[Entries supplied start]
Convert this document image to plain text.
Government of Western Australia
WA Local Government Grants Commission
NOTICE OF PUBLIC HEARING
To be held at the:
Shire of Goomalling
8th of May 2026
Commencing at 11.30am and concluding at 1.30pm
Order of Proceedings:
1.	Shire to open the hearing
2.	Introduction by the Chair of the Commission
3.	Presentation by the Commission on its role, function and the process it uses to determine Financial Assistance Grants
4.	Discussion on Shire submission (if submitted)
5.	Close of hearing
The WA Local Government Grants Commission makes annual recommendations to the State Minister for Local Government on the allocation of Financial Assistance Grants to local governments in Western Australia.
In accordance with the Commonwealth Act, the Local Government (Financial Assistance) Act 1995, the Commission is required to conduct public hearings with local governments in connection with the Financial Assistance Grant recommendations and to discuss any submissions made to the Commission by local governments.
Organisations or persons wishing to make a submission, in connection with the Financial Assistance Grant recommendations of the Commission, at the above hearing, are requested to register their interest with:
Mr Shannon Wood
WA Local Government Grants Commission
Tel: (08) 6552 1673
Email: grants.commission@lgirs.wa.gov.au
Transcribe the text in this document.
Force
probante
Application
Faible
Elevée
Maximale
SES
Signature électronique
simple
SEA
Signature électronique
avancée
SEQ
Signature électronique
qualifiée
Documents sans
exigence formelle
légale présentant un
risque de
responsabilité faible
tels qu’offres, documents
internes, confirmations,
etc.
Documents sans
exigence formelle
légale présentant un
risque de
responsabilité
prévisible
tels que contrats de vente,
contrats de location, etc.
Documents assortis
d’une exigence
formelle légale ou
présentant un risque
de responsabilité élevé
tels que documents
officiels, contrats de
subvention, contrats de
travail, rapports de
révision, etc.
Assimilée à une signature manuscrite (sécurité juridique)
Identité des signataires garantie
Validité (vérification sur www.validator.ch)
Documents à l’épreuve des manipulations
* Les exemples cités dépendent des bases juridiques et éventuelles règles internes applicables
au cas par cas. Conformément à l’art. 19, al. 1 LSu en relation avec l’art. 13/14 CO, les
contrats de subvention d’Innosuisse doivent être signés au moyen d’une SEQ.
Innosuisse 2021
[Entries supplied end]
_Written task_
Return each entry from above without altering a single character.

_Complete response_
Convert this document image to plain text.
Government of Western Australia
WA Local Government Grants Commission
NOTICE OF PUBLIC HEARING
To be held at the:
Shire of Goomalling
8th of May 2026
Commencing at 11.30am and concluding at 1.30pm
Order of Proceedings:
1.	Shire to open the hearing
2.	Introduction by the Chair of the Commission
3.	Presentation by the Commission on its role, function and the process it uses to determine Financial Assistance Grants
4.	Discussion on Shire submission (if submitted)
5.	Close of hearing
The WA Local Government Grants Commission makes annual recommendations to the State Minister for Local Government on the allocation of Financial Assistance Grants to local governments in Western Australia.
In accordance with the Commonwealth Act, the Local Government (Financial Assistance) Act 1995, the Commission is required to conduct public hearings with local governments in connection with the Financial Assistance Grant recommendations and to discuss any submissions made to the Commission by local governments.
Organisations or persons wishing to make a submission, in connection with the Financial Assistance Grant recommendations of the Commission, at the above hearing, are requested to register their interest with:
Mr Shannon Wood
WA Local Government Grants Commission
Tel: (08) 6552 1673
Email: grants.commission@lgirs.wa.gov.au
Transcribe the text in this document.
Force
probante
Application
Faible
Elevée
Maximale
SES
Signature électronique
simple
SEA
Signature électronique
avancée
SEQ
Signature électronique
qualifiée
Documents sans
exigence formelle
légale présentant un
risque de
responsabilité faible
tels qu’offres, documents
internes, confirmations,
etc.
Documents sans
exigence formelle
légale présentant un
risque de
responsabilité
prévisible
tels que contrats de vente,
contrats de location, etc.
Documents assortis
d’une exigence
formelle légale ou
présentant un risque
de responsabilité élevé
tels que documents
officiels, contrats de
subvention, contrats de
travail, rapports de
révision, etc.
Assimilée à une signature manuscrite (sécurité juridique)
Identité des signataires garantie
Validité (vérification sur www.validator.ch)
Documents à l’épreuve des manipulations
* Les exemples cités dépendent des bases juridiques et éventuelles règles internes applicables
au cas par cas. Conformément à l’art. 19, al. 1 LSu en relation avec l’art. 13/14 CO, les
contrats de subvention d’Innosuisse doivent être signés au moyen d’une SEQ.
Innosuisse 2021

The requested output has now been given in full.